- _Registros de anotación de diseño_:
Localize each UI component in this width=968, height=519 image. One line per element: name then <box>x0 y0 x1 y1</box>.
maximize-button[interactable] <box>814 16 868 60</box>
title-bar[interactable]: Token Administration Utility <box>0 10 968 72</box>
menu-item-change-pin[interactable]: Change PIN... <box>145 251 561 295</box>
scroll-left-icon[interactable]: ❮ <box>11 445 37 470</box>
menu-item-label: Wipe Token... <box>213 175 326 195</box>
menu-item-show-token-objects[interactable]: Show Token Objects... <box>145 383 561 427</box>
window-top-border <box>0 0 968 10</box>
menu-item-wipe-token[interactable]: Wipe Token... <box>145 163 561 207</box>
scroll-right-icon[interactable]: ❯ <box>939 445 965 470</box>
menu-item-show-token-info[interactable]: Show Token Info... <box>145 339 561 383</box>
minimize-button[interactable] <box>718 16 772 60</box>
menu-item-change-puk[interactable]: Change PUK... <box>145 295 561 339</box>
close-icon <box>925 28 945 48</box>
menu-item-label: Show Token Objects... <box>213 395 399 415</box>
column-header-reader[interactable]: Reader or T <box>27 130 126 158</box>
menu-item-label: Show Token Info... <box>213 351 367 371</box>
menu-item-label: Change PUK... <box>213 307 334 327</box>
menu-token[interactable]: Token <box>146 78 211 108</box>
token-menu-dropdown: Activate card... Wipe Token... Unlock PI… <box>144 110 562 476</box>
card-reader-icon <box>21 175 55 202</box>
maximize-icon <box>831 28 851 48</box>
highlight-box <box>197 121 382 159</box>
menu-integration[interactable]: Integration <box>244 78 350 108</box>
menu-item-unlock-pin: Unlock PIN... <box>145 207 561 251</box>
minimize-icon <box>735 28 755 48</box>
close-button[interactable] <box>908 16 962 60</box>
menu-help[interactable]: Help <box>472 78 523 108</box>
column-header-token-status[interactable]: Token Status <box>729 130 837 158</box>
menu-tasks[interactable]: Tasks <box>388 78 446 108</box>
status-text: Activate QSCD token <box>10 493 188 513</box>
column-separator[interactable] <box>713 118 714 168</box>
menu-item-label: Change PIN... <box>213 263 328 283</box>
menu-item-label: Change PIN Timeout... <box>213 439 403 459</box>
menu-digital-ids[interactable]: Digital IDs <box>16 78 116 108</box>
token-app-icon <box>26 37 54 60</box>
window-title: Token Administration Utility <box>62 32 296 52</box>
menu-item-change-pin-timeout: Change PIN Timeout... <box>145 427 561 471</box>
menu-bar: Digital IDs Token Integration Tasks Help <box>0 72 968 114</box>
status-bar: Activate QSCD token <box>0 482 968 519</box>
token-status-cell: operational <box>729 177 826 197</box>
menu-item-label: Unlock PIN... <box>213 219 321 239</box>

- _CONSIGNA_: Expresa, por favor, todos los registros de arriba como una lista JSON de cadenas, con una cadena por cada línea y sin las líneas en blanco.

- _SOLUCIÓN DEL EJERCICIO_:
[
  "Localize each UI component in this width=968, height=519 image. One line per element: name then <box>x0 y0 x1 y1</box>.",
  "maximize-button[interactable] <box>814 16 868 60</box>",
  "title-bar[interactable]: Token Administration Utility <box>0 10 968 72</box>",
  "menu-item-change-pin[interactable]: Change PIN... <box>145 251 561 295</box>",
  "scroll-left-icon[interactable]: ❮ <box>11 445 37 470</box>",
  "menu-item-label: Wipe Token... <box>213 175 326 195</box>",
  "menu-item-show-token-objects[interactable]: Show Token Objects... <box>145 383 561 427</box>",
  "window-top-border <box>0 0 968 10</box>",
  "menu-item-wipe-token[interactable]: Wipe Token... <box>145 163 561 207</box>",
  "scroll-right-icon[interactable]: ❯ <box>939 445 965 470</box>",
  "menu-item-show-token-info[interactable]: Show Token Info... <box>145 339 561 383</box>",
  "minimize-button[interactable] <box>718 16 772 60</box>",
  "menu-item-change-puk[interactable]: Change PUK... <box>145 295 561 339</box>",
  "close-icon <box>925 28 945 48</box>",
  "menu-item-label: Show Token Objects... <box>213 395 399 415</box>",
  "column-header-reader[interactable]: Reader or T <box>27 130 126 158</box>",
  "menu-item-label: Show Token Info... <box>213 351 367 371</box>",
  "menu-item-label: Change PUK... <box>213 307 334 327</box>",
  "menu-token[interactable]: Token <box>146 78 211 108</box>",
  "token-menu-dropdown: Activate card... Wipe Token... Unlock PI… <box>144 110 562 476</box>",
  "card-reader-icon <box>21 175 55 202</box>",
  "maximize-icon <box>831 28 851 48</box>",
  "highlight-box <box>197 121 382 159</box>",
  "menu-integration[interactable]: Integration <box>244 78 350 108</box>",
  "menu-item-unlock-pin: Unlock PIN... <box>145 207 561 251</box>",
  "minimize-icon <box>735 28 755 48</box>",
  "close-button[interactable] <box>908 16 962 60</box>",
  "menu-help[interactable]: Help <box>472 78 523 108</box>",
  "column-header-token-status[interactable]: Token Status <box>729 130 837 158</box>",
  "menu-tasks[interactable]: Tasks <box>388 78 446 108</box>",
  "status-text: Activate QSCD token <box>10 493 188 513</box>",
  "column-separator[interactable] <box>713 118 714 168</box>",
  "menu-item-label: Change PIN... <box>213 263 328 283</box>",
  "menu-item-label: Change PIN Timeout... <box>213 439 403 459</box>",
  "menu-digital-ids[interactable]: Digital IDs <box>16 78 116 108</box>",
  "token-app-icon <box>26 37 54 60</box>",
  "window-title: Token Administration Utility <box>62 32 296 52</box>",
  "menu-item-change-pin-timeout: Change PIN Timeout... <box>145 427 561 471</box>",
  "menu-bar: Digital IDs Token Integration Tasks Help <box>0 72 968 114</box>",
  "status-bar: Activate QSCD token <box>0 482 968 519</box>",
  "token-status-cell: operational <box>729 177 826 197</box>",
  "menu-item-label: Unlock PIN... <box>213 219 321 239</box>"
]